- TASK STATEMENT: Starting at the line that contains "course-name: 신재생에너지 공학" and ending after the line that contains "course-credit: 3학점 <box>506 1452", switch every "course-credit" to "credit-value" and leave everything else unchanged. Return only those lines.

- RECORDED DATA:
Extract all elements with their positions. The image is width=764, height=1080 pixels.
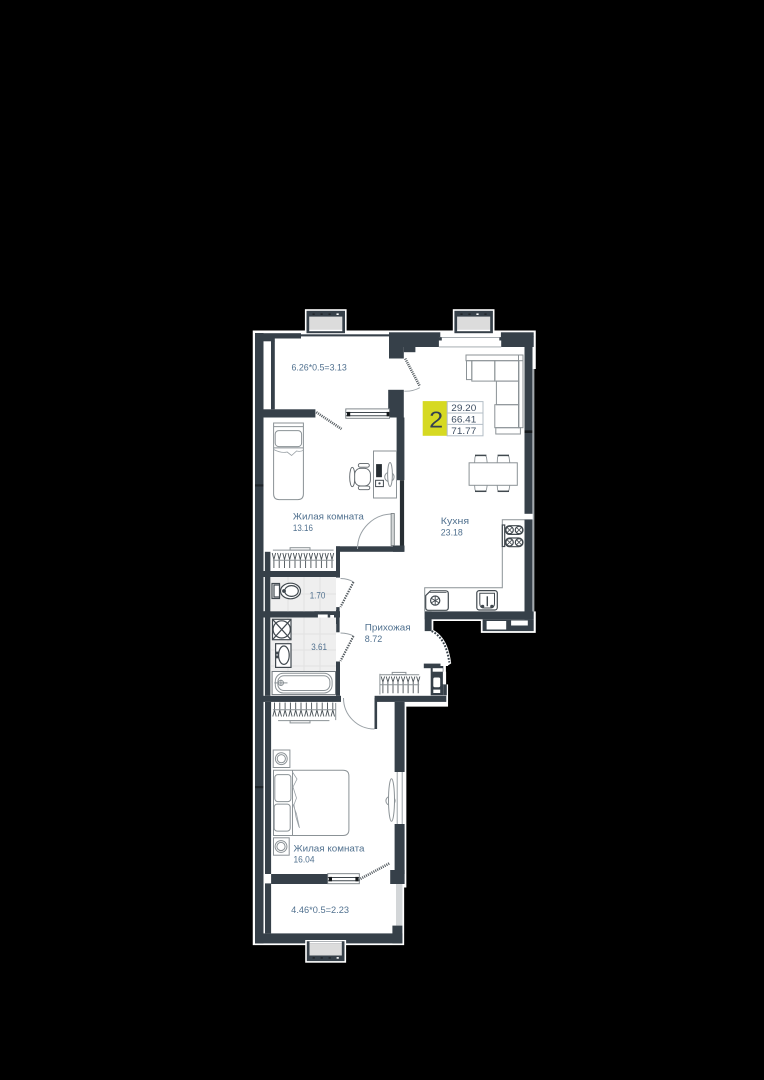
svg-text:Прихожая: Прихожая xyxy=(365,623,411,633)
svg-text:6.26*0.5=3.13: 6.26*0.5=3.13 xyxy=(292,362,347,372)
svg-text:66.41: 66.41 xyxy=(451,415,476,425)
svg-text:16.04: 16.04 xyxy=(294,855,315,865)
svg-text:4.46*0.5=2.23: 4.46*0.5=2.23 xyxy=(291,905,349,915)
svg-text:23.18: 23.18 xyxy=(441,528,463,538)
svg-text:2: 2 xyxy=(429,406,443,432)
svg-text:8.72: 8.72 xyxy=(365,634,383,644)
svg-text:71.77: 71.77 xyxy=(451,426,476,436)
svg-text:Кухня: Кухня xyxy=(441,516,470,526)
svg-text:Жилая комната: Жилая комната xyxy=(293,512,364,522)
svg-text:13.16: 13.16 xyxy=(293,523,313,533)
svg-text:1.70: 1.70 xyxy=(310,591,326,601)
svg-text:Жилая комната: Жилая комната xyxy=(294,843,365,853)
svg-text:29.20: 29.20 xyxy=(451,403,476,413)
svg-text:3.61: 3.61 xyxy=(311,642,327,652)
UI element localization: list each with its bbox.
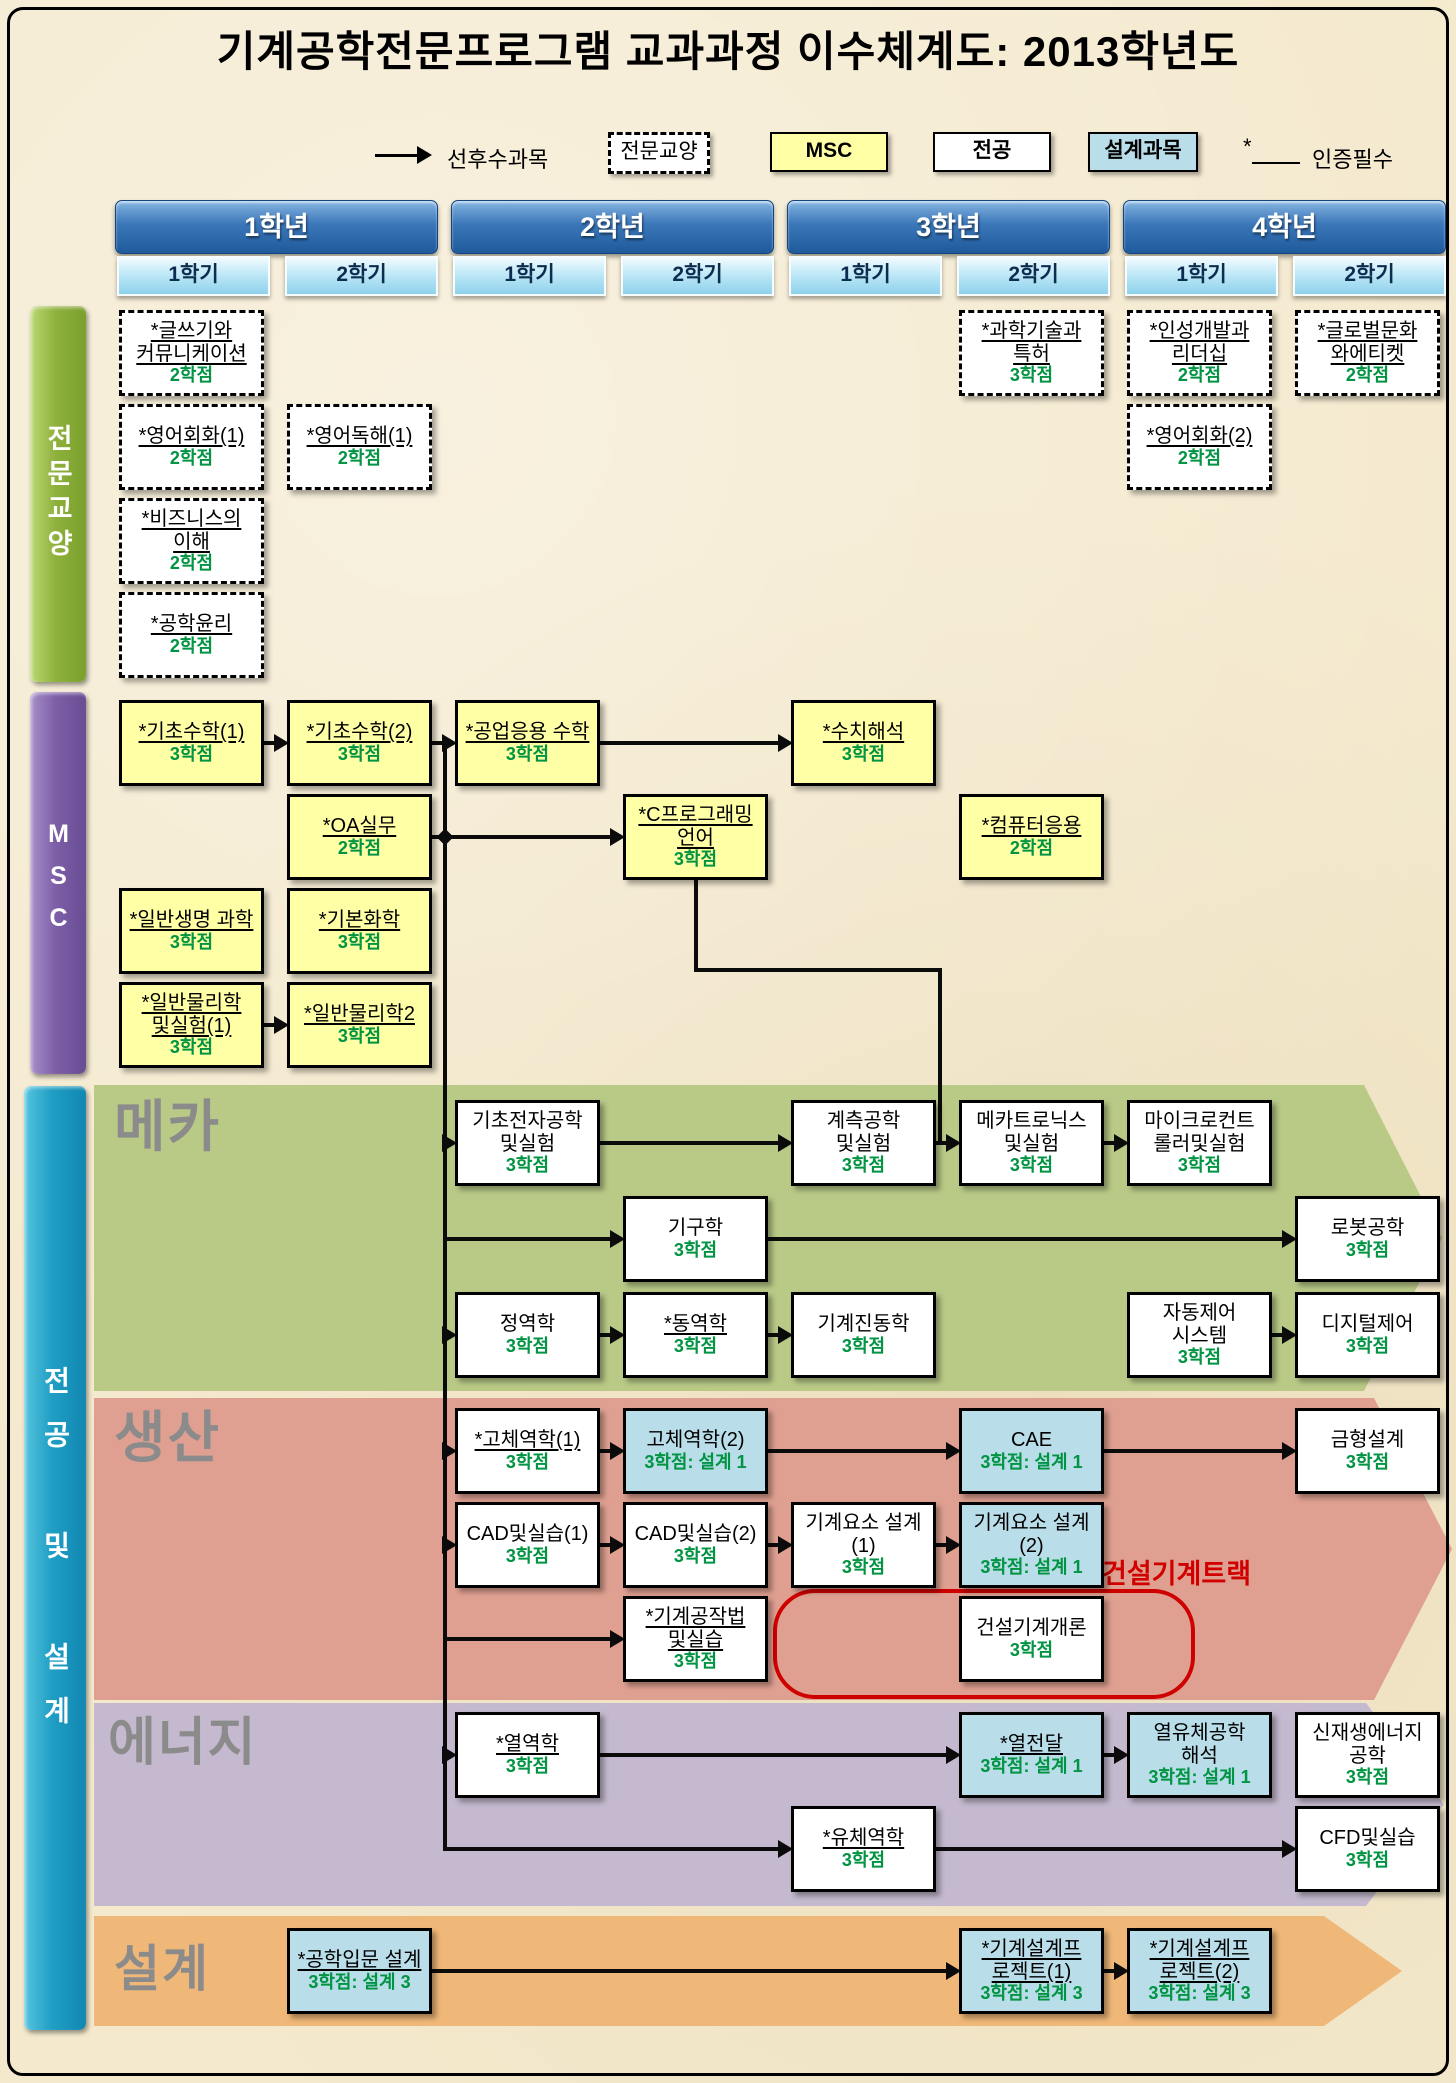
course-name: 신재생에너지 공학 <box>1301 1722 1434 1767</box>
course-name: 금형설계 <box>1331 1429 1405 1451</box>
course-credit: 2학점 <box>338 838 381 859</box>
curriculum-flowchart-page: 기계공학전문프로그램 교과과정 이수체계도: 2013학년도 선후수과목 전문교… <box>0 0 1456 2083</box>
course-name: CFD및실습 <box>1319 1827 1415 1849</box>
course-credit: 3학점 <box>506 1452 549 1473</box>
course-name: *영어회화(1) <box>139 425 245 447</box>
course-ds-intro: *공학입문 설계3학점: 설계 3 <box>287 1928 432 2014</box>
course-name: 로봇공학 <box>1331 1217 1405 1239</box>
course-name: 정역학 <box>500 1313 555 1335</box>
course-en-fluid: *유체역학3학점 <box>791 1806 936 1892</box>
course-msc-math1: *기초수학(1)3학점 <box>119 700 264 786</box>
prereq-line <box>938 968 942 1143</box>
course-name: *C프로그래밍 언어 <box>629 804 762 849</box>
course-credit: 3학점 <box>1010 365 1053 386</box>
prereq-line <box>430 835 613 839</box>
semester-tab-4-1: 1학기 <box>1125 256 1278 296</box>
legend-msc-sample: MSC <box>770 132 888 172</box>
course-name: *OA실무 <box>323 815 396 837</box>
course-credit: 2학점 <box>1178 365 1221 386</box>
course-name: 기초전자공학 및실험 <box>461 1110 594 1155</box>
course-pr-cad1: CAD및실습(1)3학점 <box>455 1502 600 1588</box>
prerequisite-arrowhead-icon <box>417 146 432 164</box>
prereq-line <box>443 1237 613 1241</box>
course-name: 기계요소 설계(2) <box>965 1512 1098 1557</box>
course-ge-engconv1: *영어회화(1)2학점 <box>119 404 264 490</box>
year-header-4: 4학년 <box>1123 200 1446 254</box>
course-name: *열전달 <box>1000 1733 1063 1755</box>
semester-tab-2-1: 1학기 <box>453 256 606 296</box>
prereq-line <box>443 1637 613 1641</box>
course-name: *열역학 <box>496 1733 559 1755</box>
course-credit: 3학점 <box>506 1546 549 1567</box>
course-pr-cad2: CAD및실습(2)3학점 <box>623 1502 768 1588</box>
course-pr-solid1: *고체역학(1)3학점 <box>455 1408 600 1494</box>
course-credit: 3학점 <box>338 744 381 765</box>
band-production-label: 생산 <box>114 1410 221 1466</box>
course-mk-dynamics: *동역학3학점 <box>623 1292 768 1378</box>
prereq-line <box>443 743 447 1849</box>
course-msc-engmath: *공업응용 수학3학점 <box>455 700 600 786</box>
semester-tab-1-2: 2학기 <box>285 256 438 296</box>
legend-prerequisite-label: 선후수과목 <box>447 142 548 174</box>
course-credit: 3학점: 설계 1 <box>644 1452 746 1473</box>
course-credit: 3학점 <box>506 1155 549 1176</box>
band-energy-label: 에너지 <box>108 1717 258 1769</box>
construction-track-label: 건설기계트랙 <box>1102 1552 1251 1591</box>
course-pr-machining: *기계공작법 및실습3학점 <box>623 1596 768 1682</box>
course-name: *비즈니스의 이해 <box>125 508 258 553</box>
semester-tab-3-1: 1학기 <box>789 256 942 296</box>
course-name: *유체역학 <box>823 1827 904 1849</box>
course-name: 고체역학(2) <box>646 1429 744 1451</box>
sidebar-major-design: 전공 및 설계 <box>24 1086 86 2030</box>
course-name: *글쓰기와 커뮤니케이션 <box>125 320 258 365</box>
course-msc-bio: *일반생명 과학3학점 <box>119 888 264 974</box>
course-mk-measure: 계측공학 및실험3학점 <box>791 1100 936 1186</box>
course-name: CAE <box>1011 1429 1052 1451</box>
course-name: *수치해석 <box>823 721 904 743</box>
course-name: 기구학 <box>668 1217 723 1239</box>
semester-tab-3-2: 2학기 <box>957 256 1110 296</box>
course-credit: 3학점 <box>1346 1850 1389 1871</box>
course-credit: 3학점 <box>1346 1336 1389 1357</box>
course-name: 자동제어 시스템 <box>1133 1302 1266 1347</box>
course-name: *기계설계프 로젝트(1) <box>965 1938 1098 1983</box>
course-msc-chem: *기본화학3학점 <box>287 888 432 974</box>
course-credit: 3학점: 설계 1 <box>980 1452 1082 1473</box>
course-name: *글로벌문화 와에티켓 <box>1301 320 1434 365</box>
course-mk-mechatron: 메카트로닉스 및실험3학점 <box>959 1100 1104 1186</box>
course-mk-kinematics: 기구학3학점 <box>623 1196 768 1282</box>
course-name: 건설기계개론 <box>976 1617 1086 1639</box>
course-credit: 3학점 <box>506 1336 549 1357</box>
course-name: *기초수학(1) <box>139 721 245 743</box>
course-credit: 3학점 <box>674 1651 717 1672</box>
course-credit: 3학점 <box>842 1557 885 1578</box>
course-credit: 2학점 <box>170 448 213 469</box>
course-credit: 3학점 <box>1010 1155 1053 1176</box>
prereq-line <box>766 1449 949 1453</box>
course-credit: 3학점 <box>842 1850 885 1871</box>
course-name: *기초수학(2) <box>307 721 413 743</box>
course-name: 메카트로닉스 및실험 <box>965 1110 1098 1155</box>
year-header-1: 1학년 <box>115 200 438 254</box>
course-name: *영어회화(2) <box>1147 425 1253 447</box>
course-name: CAD및실습(1) <box>467 1523 589 1545</box>
course-mk-electronics: 기초전자공학 및실험3학점 <box>455 1100 600 1186</box>
prereq-line <box>598 1141 781 1145</box>
course-credit: 2학점 <box>170 636 213 657</box>
course-ge-engread1: *영어독해(1)2학점 <box>287 404 432 490</box>
course-name: *기계공작법 및실습 <box>629 1606 762 1651</box>
course-msc-phys2: *일반물리학23학점 <box>287 982 432 1068</box>
course-credit: 3학점 <box>842 744 885 765</box>
course-name: *컴퓨터응용 <box>982 815 1082 837</box>
course-name: 기계요소 설계(1) <box>797 1512 930 1557</box>
legend: 선후수과목 전문교양 MSC 전공 설계과목 * 인증필수 <box>0 132 1456 178</box>
band-design-label: 설계 <box>114 1944 210 1994</box>
course-pr-elem2: 기계요소 설계(2)3학점: 설계 1 <box>959 1502 1104 1588</box>
course-credit: 3학점 <box>1010 1640 1053 1661</box>
course-ge-engconv2: *영어회화(2)2학점 <box>1127 404 1272 490</box>
course-credit: 3학점 <box>674 1336 717 1357</box>
course-credit: 3학점: 설계 1 <box>980 1756 1082 1777</box>
semester-tab-1-1: 1학기 <box>117 256 270 296</box>
course-msc-c: *C프로그래밍 언어3학점 <box>623 794 768 880</box>
legend-required-star: * <box>1243 134 1252 160</box>
course-credit: 3학점: 설계 3 <box>308 1972 410 1993</box>
course-credit: 2학점 <box>338 448 381 469</box>
course-credit: 3학점: 설계 3 <box>980 1983 1082 2004</box>
course-credit: 3학점 <box>1178 1155 1221 1176</box>
course-credit: 3학점 <box>170 1037 213 1058</box>
prerequisite-arrow-icon <box>375 154 419 157</box>
course-name: *동역학 <box>664 1313 727 1335</box>
course-credit: 3학점 <box>1178 1347 1221 1368</box>
course-name: 계측공학 및실험 <box>797 1110 930 1155</box>
course-name: *일반생명 과학 <box>130 909 254 931</box>
course-credit: 3학점 <box>1346 1240 1389 1261</box>
legend-design-sample: 설계과목 <box>1088 132 1198 172</box>
prereq-line <box>1102 1449 1285 1453</box>
course-credit: 3학점 <box>506 744 549 765</box>
course-ge-patent: *과학기술과 특허3학점 <box>959 310 1104 396</box>
course-mk-statics: 정역학3학점 <box>455 1292 600 1378</box>
prereq-line <box>766 1237 1285 1241</box>
course-pr-cae: CAE3학점: 설계 1 <box>959 1408 1104 1494</box>
course-msc-numer: *수치해석3학점 <box>791 700 936 786</box>
prereq-line <box>430 1969 949 1973</box>
course-name: CAD및실습(2) <box>635 1523 757 1545</box>
course-mk-robot: 로봇공학3학점 <box>1295 1196 1440 1282</box>
year-header-3: 3학년 <box>787 200 1110 254</box>
course-credit: 3학점 <box>170 932 213 953</box>
course-name: *일반물리학2 <box>304 1003 415 1025</box>
prereq-line <box>934 1847 1285 1851</box>
course-credit: 2학점 <box>1346 365 1389 386</box>
course-credit: 3학점 <box>170 744 213 765</box>
course-credit: 3학점 <box>506 1756 549 1777</box>
course-en-thermofluid: 열유체공학 해석3학점: 설계 1 <box>1127 1712 1272 1798</box>
course-name: *공업응용 수학 <box>466 721 590 743</box>
course-ge-leader: *인성개발과 리더십2학점 <box>1127 310 1272 396</box>
course-en-thermo: *열역학3학점 <box>455 1712 600 1798</box>
course-ge-global: *글로벌문화 와에티켓2학점 <box>1295 310 1440 396</box>
course-credit: 2학점 <box>1010 838 1053 859</box>
course-name: 마이크로컨트 롤러및실험 <box>1133 1110 1266 1155</box>
course-msc-phys1: *일반물리학 및실험(1)3학점 <box>119 982 264 1068</box>
legend-required-label: 인증필수 <box>1312 142 1393 174</box>
legend-required-underline <box>1252 162 1300 164</box>
course-credit: 2학점 <box>170 365 213 386</box>
course-credit: 3학점: 설계 1 <box>980 1557 1082 1578</box>
course-en-renewable: 신재생에너지 공학3학점 <box>1295 1712 1440 1798</box>
course-name: *영어독해(1) <box>307 425 413 447</box>
prereq-line <box>598 1753 949 1757</box>
course-en-cfd: CFD및실습3학점 <box>1295 1806 1440 1892</box>
semester-tab-4-2: 2학기 <box>1293 256 1446 296</box>
course-credit: 2학점 <box>170 553 213 574</box>
prereq-line <box>443 1847 781 1851</box>
course-name: *기본화학 <box>319 909 400 931</box>
course-name: *과학기술과 특허 <box>965 320 1098 365</box>
legend-ge-sample: 전문교양 <box>608 132 710 174</box>
course-msc-comp: *컴퓨터응용2학점 <box>959 794 1104 880</box>
course-ge-biz: *비즈니스의 이해2학점 <box>119 498 264 584</box>
course-credit: 3학점 <box>1346 1452 1389 1473</box>
course-name: *공학입문 설계 <box>298 1949 422 1971</box>
course-credit: 3학점 <box>674 1240 717 1261</box>
course-ds-proj1: *기계설계프 로젝트(1)3학점: 설계 3 <box>959 1928 1104 2014</box>
course-pr-solid2: 고체역학(2)3학점: 설계 1 <box>623 1408 768 1494</box>
band-mecha-label: 메카 <box>114 1099 221 1155</box>
course-credit: 3학점: 설계 1 <box>1148 1767 1250 1788</box>
course-mk-vibration: 기계진동학3학점 <box>791 1292 936 1378</box>
course-mk-micro: 마이크로컨트 롤러및실험3학점 <box>1127 1100 1272 1186</box>
course-ge-writing: *글쓰기와 커뮤니케이션2학점 <box>119 310 264 396</box>
semester-tab-2-2: 2학기 <box>621 256 774 296</box>
course-credit: 3학점: 설계 3 <box>1148 1983 1250 2004</box>
course-name: *일반물리학 및실험(1) <box>125 992 258 1037</box>
sidebar-msc: MSC <box>30 692 86 1074</box>
course-name: *인성개발과 리더십 <box>1133 320 1266 365</box>
prereq-line <box>598 741 781 745</box>
course-name: 기계진동학 <box>818 1313 910 1335</box>
line-junction-icon <box>437 829 454 846</box>
course-credit: 2학점 <box>1178 448 1221 469</box>
course-ge-ethics: *공학윤리2학점 <box>119 592 264 678</box>
course-mk-autoctrl: 자동제어 시스템3학점 <box>1127 1292 1272 1378</box>
course-pr-elem1: 기계요소 설계(1)3학점 <box>791 1502 936 1588</box>
prereq-line <box>694 968 941 972</box>
course-credit: 3학점 <box>338 932 381 953</box>
page-title: 기계공학전문프로그램 교과과정 이수체계도: 2013학년도 <box>0 18 1456 79</box>
course-pr-constr: 건설기계개론3학점 <box>959 1596 1104 1682</box>
course-credit: 3학점 <box>1346 1767 1389 1788</box>
course-name: *기계설계프 로젝트(2) <box>1133 1938 1266 1983</box>
legend-major-sample: 전공 <box>933 132 1051 172</box>
course-pr-mold: 금형설계3학점 <box>1295 1408 1440 1494</box>
sidebar-ge: 전문교양 <box>30 306 86 682</box>
course-ds-proj2: *기계설계프 로젝트(2)3학점: 설계 3 <box>1127 1928 1272 2014</box>
prereq-line <box>694 880 698 970</box>
course-credit: 3학점 <box>674 849 717 870</box>
course-name: *고체역학(1) <box>475 1429 581 1451</box>
course-msc-math2: *기초수학(2)3학점 <box>287 700 432 786</box>
course-name: 디지털제어 <box>1322 1313 1414 1335</box>
course-credit: 3학점 <box>674 1546 717 1567</box>
course-credit: 3학점 <box>842 1155 885 1176</box>
course-msc-oa: *OA실무2학점 <box>287 794 432 880</box>
course-credit: 3학점 <box>842 1336 885 1357</box>
course-credit: 3학점 <box>338 1026 381 1047</box>
year-header-2: 2학년 <box>451 200 774 254</box>
course-en-heat: *열전달3학점: 설계 1 <box>959 1712 1104 1798</box>
course-mk-digital: 디지털제어3학점 <box>1295 1292 1440 1378</box>
course-name: 열유체공학 해석 <box>1133 1722 1266 1767</box>
course-name: *공학윤리 <box>151 613 232 635</box>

- SOLUTION TO THIS TASK:
course-name: 신재생에너지 공학 <box>1301 1722 1434 1767</box>
course-name: 금형설계 <box>1331 1429 1405 1451</box>
credit-value: 2학점 <box>338 838 381 859</box>
curriculum-flowchart-page: 기계공학전문프로그램 교과과정 이수체계도: 2013학년도 선후수과목 전문교… <box>0 0 1456 2083</box>
course-name: CFD및실습 <box>1319 1827 1415 1849</box>
credit-value: 3학점 <box>506 1452 549 1473</box>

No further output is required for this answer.